## Your instructions
Check each line of the material below for "kanalizacji", then copy the ones that contain it.

## Source data
>>>
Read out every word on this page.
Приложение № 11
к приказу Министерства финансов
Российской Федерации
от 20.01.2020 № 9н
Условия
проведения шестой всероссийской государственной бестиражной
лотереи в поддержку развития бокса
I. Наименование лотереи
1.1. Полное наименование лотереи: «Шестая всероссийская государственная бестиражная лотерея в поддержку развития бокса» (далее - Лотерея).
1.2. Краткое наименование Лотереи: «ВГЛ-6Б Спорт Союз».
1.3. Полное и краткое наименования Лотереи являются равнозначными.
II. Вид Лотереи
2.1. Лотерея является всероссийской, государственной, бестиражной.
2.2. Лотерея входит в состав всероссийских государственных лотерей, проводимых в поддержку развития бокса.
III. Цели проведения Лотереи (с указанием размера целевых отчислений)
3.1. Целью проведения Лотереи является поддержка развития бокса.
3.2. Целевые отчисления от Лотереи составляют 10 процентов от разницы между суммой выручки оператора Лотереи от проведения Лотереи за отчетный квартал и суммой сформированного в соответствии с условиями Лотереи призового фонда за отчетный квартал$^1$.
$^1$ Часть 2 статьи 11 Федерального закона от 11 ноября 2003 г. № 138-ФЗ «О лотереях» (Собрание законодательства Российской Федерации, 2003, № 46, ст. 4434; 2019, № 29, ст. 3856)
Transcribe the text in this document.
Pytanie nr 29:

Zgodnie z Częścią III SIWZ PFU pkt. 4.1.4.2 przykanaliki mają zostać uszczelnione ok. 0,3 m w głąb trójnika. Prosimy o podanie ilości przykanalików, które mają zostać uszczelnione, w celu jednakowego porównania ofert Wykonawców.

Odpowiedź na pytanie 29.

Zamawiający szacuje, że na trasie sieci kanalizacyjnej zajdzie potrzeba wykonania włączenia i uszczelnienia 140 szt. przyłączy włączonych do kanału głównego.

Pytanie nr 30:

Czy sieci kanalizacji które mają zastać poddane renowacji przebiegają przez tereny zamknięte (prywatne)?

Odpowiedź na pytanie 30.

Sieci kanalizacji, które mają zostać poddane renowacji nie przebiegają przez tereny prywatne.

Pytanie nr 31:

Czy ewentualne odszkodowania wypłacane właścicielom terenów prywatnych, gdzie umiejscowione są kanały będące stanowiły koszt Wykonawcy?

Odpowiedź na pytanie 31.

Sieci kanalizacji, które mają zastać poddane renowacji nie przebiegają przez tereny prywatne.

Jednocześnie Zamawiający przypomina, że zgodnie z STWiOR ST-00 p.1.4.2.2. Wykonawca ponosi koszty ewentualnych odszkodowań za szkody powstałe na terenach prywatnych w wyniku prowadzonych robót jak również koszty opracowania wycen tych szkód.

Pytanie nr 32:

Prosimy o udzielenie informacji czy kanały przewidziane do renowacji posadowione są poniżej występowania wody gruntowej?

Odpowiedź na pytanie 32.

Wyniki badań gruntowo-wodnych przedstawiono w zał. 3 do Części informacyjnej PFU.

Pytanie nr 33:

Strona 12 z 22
<<<
>>>
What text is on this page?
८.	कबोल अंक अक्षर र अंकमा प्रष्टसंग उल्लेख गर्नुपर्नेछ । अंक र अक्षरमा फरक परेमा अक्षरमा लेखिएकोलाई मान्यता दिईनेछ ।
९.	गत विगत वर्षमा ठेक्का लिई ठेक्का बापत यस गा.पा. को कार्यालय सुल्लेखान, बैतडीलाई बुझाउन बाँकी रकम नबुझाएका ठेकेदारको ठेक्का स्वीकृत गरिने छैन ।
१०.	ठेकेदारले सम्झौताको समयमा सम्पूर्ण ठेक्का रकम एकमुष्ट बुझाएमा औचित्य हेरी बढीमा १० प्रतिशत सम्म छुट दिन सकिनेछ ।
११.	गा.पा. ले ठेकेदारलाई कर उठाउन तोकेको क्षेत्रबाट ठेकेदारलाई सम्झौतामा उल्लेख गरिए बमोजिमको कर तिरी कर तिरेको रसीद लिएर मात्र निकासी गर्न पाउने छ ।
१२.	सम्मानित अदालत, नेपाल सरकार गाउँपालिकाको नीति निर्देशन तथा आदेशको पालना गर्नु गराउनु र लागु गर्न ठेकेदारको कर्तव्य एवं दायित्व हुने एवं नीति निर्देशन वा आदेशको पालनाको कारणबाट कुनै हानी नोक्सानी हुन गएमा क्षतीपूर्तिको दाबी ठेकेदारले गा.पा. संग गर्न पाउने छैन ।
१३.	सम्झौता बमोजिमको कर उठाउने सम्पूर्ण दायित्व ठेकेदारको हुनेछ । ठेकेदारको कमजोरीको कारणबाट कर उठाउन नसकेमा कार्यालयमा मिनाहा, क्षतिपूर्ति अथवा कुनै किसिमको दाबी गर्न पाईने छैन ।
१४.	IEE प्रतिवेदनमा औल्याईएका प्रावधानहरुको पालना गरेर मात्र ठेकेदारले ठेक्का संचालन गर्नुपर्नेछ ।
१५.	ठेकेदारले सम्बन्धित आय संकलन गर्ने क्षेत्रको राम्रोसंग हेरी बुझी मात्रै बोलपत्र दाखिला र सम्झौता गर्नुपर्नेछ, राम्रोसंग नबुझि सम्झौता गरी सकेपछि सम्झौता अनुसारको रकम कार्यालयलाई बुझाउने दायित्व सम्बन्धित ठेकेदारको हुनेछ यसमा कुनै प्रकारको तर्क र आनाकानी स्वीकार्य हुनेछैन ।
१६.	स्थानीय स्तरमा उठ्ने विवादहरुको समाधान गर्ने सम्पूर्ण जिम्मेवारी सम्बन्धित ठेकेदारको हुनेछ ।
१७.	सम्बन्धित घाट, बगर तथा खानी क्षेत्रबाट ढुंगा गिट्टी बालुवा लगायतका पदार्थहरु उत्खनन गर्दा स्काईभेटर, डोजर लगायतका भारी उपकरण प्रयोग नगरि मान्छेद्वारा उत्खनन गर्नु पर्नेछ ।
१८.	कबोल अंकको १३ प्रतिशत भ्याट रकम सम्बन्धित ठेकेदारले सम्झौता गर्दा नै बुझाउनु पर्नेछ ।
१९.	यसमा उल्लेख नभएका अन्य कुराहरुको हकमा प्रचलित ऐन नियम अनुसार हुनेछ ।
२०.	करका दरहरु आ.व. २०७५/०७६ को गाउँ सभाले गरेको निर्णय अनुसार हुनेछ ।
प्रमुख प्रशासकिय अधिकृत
<<<
>>>
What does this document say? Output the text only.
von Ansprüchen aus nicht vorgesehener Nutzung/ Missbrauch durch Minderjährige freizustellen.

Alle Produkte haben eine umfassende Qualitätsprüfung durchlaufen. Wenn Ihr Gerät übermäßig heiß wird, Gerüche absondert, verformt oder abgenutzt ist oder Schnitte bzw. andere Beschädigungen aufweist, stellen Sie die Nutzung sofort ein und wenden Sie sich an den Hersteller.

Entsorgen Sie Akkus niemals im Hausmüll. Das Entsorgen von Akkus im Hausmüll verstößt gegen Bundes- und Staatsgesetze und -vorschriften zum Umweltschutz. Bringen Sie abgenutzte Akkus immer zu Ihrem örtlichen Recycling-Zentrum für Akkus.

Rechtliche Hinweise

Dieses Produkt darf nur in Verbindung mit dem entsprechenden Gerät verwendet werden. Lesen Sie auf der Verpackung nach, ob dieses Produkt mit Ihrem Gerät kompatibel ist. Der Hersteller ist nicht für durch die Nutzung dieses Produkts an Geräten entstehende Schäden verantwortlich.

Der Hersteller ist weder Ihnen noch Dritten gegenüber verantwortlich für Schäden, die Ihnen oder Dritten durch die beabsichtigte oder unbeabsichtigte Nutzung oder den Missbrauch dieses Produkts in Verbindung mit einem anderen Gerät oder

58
<<<
## Result of this task
Czy sieci kanalizacji które mają zastać poddane renowacji przebiegają przez tereny zamknięte (prywatne)?
Sieci kanalizacji, które mają zostać poddane renowacji nie przebiegają przez tereny prywatne.
Sieci kanalizacji, które mają zastać poddane renowacji nie przebiegają przez tereny prywatne.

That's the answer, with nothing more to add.